*What to do*
Write every record out again exactly as given.

•••••

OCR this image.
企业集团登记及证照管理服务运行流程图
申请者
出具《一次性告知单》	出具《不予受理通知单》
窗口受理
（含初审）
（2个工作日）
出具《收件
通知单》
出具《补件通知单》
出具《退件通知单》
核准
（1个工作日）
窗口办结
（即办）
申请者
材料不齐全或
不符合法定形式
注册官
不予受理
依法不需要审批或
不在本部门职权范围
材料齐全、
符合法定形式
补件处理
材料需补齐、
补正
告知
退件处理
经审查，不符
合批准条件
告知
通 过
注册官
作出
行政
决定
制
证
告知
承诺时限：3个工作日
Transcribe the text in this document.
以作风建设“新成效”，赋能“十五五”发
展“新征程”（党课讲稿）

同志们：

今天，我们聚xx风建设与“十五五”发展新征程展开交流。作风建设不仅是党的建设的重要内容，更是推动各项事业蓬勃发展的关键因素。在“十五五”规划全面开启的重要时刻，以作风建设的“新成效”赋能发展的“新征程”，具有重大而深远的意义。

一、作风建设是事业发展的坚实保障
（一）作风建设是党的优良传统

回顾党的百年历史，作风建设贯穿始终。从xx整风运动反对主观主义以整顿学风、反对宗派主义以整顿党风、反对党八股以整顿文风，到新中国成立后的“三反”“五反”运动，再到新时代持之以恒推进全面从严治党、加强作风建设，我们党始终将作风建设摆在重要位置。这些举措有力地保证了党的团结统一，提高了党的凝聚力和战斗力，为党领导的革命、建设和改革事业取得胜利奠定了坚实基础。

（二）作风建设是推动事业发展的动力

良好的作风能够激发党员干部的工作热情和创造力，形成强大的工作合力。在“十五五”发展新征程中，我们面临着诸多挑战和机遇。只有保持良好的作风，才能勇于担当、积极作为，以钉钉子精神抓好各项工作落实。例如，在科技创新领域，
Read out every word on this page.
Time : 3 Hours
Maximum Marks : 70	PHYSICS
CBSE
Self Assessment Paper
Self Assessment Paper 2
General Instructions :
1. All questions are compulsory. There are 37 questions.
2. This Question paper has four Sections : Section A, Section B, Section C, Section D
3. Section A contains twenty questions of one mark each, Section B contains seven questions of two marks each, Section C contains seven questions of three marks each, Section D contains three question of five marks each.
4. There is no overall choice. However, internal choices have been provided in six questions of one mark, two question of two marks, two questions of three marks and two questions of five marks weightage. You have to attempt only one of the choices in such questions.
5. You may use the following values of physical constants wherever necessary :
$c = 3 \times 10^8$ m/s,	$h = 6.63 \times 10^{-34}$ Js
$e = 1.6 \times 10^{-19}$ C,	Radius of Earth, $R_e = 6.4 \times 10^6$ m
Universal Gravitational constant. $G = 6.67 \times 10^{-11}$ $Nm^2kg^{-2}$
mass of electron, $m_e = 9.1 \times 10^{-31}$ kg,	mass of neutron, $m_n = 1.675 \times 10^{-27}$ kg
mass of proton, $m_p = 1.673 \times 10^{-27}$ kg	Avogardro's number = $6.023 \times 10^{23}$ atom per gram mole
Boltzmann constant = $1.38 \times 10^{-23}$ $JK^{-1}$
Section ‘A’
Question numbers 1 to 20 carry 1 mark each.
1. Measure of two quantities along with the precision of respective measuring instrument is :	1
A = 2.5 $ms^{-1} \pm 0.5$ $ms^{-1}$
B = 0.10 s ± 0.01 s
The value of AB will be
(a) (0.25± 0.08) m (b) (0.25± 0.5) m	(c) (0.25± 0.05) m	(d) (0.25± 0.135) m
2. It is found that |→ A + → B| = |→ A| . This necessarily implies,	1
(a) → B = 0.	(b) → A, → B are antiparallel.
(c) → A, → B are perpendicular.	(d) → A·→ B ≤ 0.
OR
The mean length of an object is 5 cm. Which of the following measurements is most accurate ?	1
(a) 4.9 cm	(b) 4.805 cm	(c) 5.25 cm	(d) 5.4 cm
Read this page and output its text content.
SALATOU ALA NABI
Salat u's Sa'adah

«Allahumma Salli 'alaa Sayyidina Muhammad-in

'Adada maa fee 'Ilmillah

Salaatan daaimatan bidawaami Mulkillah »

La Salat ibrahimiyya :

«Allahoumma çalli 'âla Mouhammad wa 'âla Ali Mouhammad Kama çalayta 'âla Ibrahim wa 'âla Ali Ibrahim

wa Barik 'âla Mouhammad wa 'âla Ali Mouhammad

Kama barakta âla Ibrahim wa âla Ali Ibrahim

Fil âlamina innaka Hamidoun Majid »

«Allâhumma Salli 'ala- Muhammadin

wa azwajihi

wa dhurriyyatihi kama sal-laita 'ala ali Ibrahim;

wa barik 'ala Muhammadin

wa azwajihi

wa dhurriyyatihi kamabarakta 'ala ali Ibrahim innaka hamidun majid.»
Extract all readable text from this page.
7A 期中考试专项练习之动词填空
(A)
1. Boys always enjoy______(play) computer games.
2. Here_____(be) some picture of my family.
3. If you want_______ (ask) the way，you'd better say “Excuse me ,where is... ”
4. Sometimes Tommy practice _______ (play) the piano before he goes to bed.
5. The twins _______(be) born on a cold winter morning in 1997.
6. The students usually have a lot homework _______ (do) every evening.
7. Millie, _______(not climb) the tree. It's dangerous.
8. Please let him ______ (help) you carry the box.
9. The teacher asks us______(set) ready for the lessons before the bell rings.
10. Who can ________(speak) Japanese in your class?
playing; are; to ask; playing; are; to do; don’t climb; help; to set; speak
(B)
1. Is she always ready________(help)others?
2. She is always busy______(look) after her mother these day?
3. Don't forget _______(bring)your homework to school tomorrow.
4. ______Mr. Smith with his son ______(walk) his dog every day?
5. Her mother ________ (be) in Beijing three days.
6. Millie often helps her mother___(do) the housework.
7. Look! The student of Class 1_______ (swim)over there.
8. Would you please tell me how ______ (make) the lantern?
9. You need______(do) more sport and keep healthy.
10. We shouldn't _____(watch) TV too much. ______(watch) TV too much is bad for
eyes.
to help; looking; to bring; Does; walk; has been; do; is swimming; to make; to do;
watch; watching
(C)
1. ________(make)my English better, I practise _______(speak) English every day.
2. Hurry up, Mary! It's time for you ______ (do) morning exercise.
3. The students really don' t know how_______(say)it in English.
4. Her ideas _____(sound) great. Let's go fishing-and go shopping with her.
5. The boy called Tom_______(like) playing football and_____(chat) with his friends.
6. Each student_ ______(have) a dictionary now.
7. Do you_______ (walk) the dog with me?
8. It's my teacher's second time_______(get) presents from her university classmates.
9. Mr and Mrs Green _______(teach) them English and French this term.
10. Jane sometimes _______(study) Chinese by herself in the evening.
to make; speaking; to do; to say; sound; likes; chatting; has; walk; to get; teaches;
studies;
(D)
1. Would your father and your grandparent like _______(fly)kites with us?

•••••

*Response*
OCR this image.
企业集团登记及证照管理服务运行流程图
申请者
出具《一次性告知单》	出具《不予受理通知单》
窗口受理
（含初审）
（2个工作日）
出具《收件
通知单》
出具《补件通知单》
出具《退件通知单》
核准
（1个工作日）
窗口办结
（即办）
申请者
材料不齐全或
不符合法定形式
注册官
不予受理
依法不需要审批或
不在本部门职权范围
材料齐全、
符合法定形式
补件处理
材料需补齐、
补正
告知
退件处理
经审查，不符
合批准条件
告知
通 过
注册官
作出
行政
决定
制
证
告知
承诺时限：3个工作日
Transcribe the text in this document.
以作风建设“新成效”，赋能“十五五”发
展“新征程”（党课讲稿）

同志们：

今天，我们聚xx风建设与“十五五”发展新征程展开交流。作风建设不仅是党的建设的重要内容，更是推动各项事业蓬勃发展的关键因素。在“十五五”规划全面开启的重要时刻，以作风建设的“新成效”赋能发展的“新征程”，具有重大而深远的意义。

一、作风建设是事业发展的坚实保障
（一）作风建设是党的优良传统

回顾党的百年历史，作风建设贯穿始终。从xx整风运动反对主观主义以整顿学风、反对宗派主义以整顿党风、反对党八股以整顿文风，到新中国成立后的“三反”“五反”运动，再到新时代持之以恒推进全面从严治党、加强作风建设，我们党始终将作风建设摆在重要位置。这些举措有力地保证了党的团结统一，提高了党的凝聚力和战斗力，为党领导的革命、建设和改革事业取得胜利奠定了坚实基础。

（二）作风建设是推动事业发展的动力

良好的作风能够激发党员干部的工作热情和创造力，形成强大的工作合力。在“十五五”发展新征程中，我们面临着诸多挑战和机遇。只有保持良好的作风，才能勇于担当、积极作为，以钉钉子精神抓好各项工作落实。例如，在科技创新领域，
Read out every word on this page.
Time : 3 Hours
Maximum Marks : 70	PHYSICS
CBSE
Self Assessment Paper
Self Assessment Paper 2
General Instructions :
1. All questions are compulsory. There are 37 questions.
2. This Question paper has four Sections : Section A, Section B, Section C, Section D
3. Section A contains twenty questions of one mark each, Section B contains seven questions of two marks each, Section C contains seven questions of three marks each, Section D contains three question of five marks each.
4. There is no overall choice. However, internal choices have been provided in six questions of one mark, two question of two marks, two questions of three marks and two questions of five marks weightage. You have to attempt only one of the choices in such questions.
5. You may use the following values of physical constants wherever necessary :
$c = 3 \times 10^8$ m/s,	$h = 6.63 \times 10^{-34}$ Js
$e = 1.6 \times 10^{-19}$ C,	Radius of Earth, $R_e = 6.4 \times 10^6$ m
Universal Gravitational constant. $G = 6.67 \times 10^{-11}$ $Nm^2kg^{-2}$
mass of electron, $m_e = 9.1 \times 10^{-31}$ kg,	mass of neutron, $m_n = 1.675 \times 10^{-27}$ kg
mass of proton, $m_p = 1.673 \times 10^{-27}$ kg	Avogardro's number = $6.023 \times 10^{23}$ atom per gram mole
Boltzmann constant = $1.38 \times 10^{-23}$ $JK^{-1}$
Section ‘A’
Question numbers 1 to 20 carry 1 mark each.
1. Measure of two quantities along with the precision of respective measuring instrument is :	1
A = 2.5 $ms^{-1} \pm 0.5$ $ms^{-1}$
B = 0.10 s ± 0.01 s
The value of AB will be
(a) (0.25± 0.08) m (b) (0.25± 0.5) m	(c) (0.25± 0.05) m	(d) (0.25± 0.135) m
2. It is found that |→ A + → B| = |→ A| . This necessarily implies,	1
(a) → B = 0.	(b) → A, → B are antiparallel.
(c) → A, → B are perpendicular.	(d) → A·→ B ≤ 0.
OR
The mean length of an object is 5 cm. Which of the following measurements is most accurate ?	1
(a) 4.9 cm	(b) 4.805 cm	(c) 5.25 cm	(d) 5.4 cm
Read this page and output its text content.
SALATOU ALA NABI
Salat u's Sa'adah

«Allahumma Salli 'alaa Sayyidina Muhammad-in

'Adada maa fee 'Ilmillah

Salaatan daaimatan bidawaami Mulkillah »

La Salat ibrahimiyya :

«Allahoumma çalli 'âla Mouhammad wa 'âla Ali Mouhammad Kama çalayta 'âla Ibrahim wa 'âla Ali Ibrahim

wa Barik 'âla Mouhammad wa 'âla Ali Mouhammad

Kama barakta âla Ibrahim wa âla Ali Ibrahim

Fil âlamina innaka Hamidoun Majid »

«Allâhumma Salli 'ala- Muhammadin

wa azwajihi

wa dhurriyyatihi kama sal-laita 'ala ali Ibrahim;

wa barik 'ala Muhammadin

wa azwajihi

wa dhurriyyatihi kamabarakta 'ala ali Ibrahim innaka hamidun majid.»
Extract all readable text from this page.
7A 期中考试专项练习之动词填空
(A)
1. Boys always enjoy______(play) computer games.
2. Here_____(be) some picture of my family.
3. If you want_______ (ask) the way，you'd better say “Excuse me ,where is... ”
4. Sometimes Tommy practice _______ (play) the piano before he goes to bed.
5. The twins _______(be) born on a cold winter morning in 1997.
6. The students usually have a lot homework _______ (do) every evening.
7. Millie, _______(not climb) the tree. It's dangerous.
8. Please let him ______ (help) you carry the box.
9. The teacher asks us______(set) ready for the lessons before the bell rings.
10. Who can ________(speak) Japanese in your class?
playing; are; to ask; playing; are; to do; don’t climb; help; to set; speak
(B)
1. Is she always ready________(help)others?
2. She is always busy______(look) after her mother these day?
3. Don't forget _______(bring)your homework to school tomorrow.
4. ______Mr. Smith with his son ______(walk) his dog every day?
5. Her mother ________ (be) in Beijing three days.
6. Millie often helps her mother___(do) the housework.
7. Look! The student of Class 1_______ (swim)over there.
8. Would you please tell me how ______ (make) the lantern?
9. You need______(do) more sport and keep healthy.
10. We shouldn't _____(watch) TV too much. ______(watch) TV too much is bad for
eyes.
to help; looking; to bring; Does; walk; has been; do; is swimming; to make; to do;
watch; watching
(C)
1. ________(make)my English better, I practise _______(speak) English every day.
2. Hurry up, Mary! It's time for you ______ (do) morning exercise.
3. The students really don' t know how_______(say)it in English.
4. Her ideas _____(sound) great. Let's go fishing-and go shopping with her.
5. The boy called Tom_______(like) playing football and_____(chat) with his friends.
6. Each student_ ______(have) a dictionary now.
7. Do you_______ (walk) the dog with me?
8. It's my teacher's second time_______(get) presents from her university classmates.
9. Mr and Mrs Green _______(teach) them English and French this term.
10. Jane sometimes _______(study) Chinese by herself in the evening.
to make; speaking; to do; to say; sound; likes; chatting; has; walk; to get; teaches;
studies;
(D)
1. Would your father and your grandparent like _______(fly)kites with us?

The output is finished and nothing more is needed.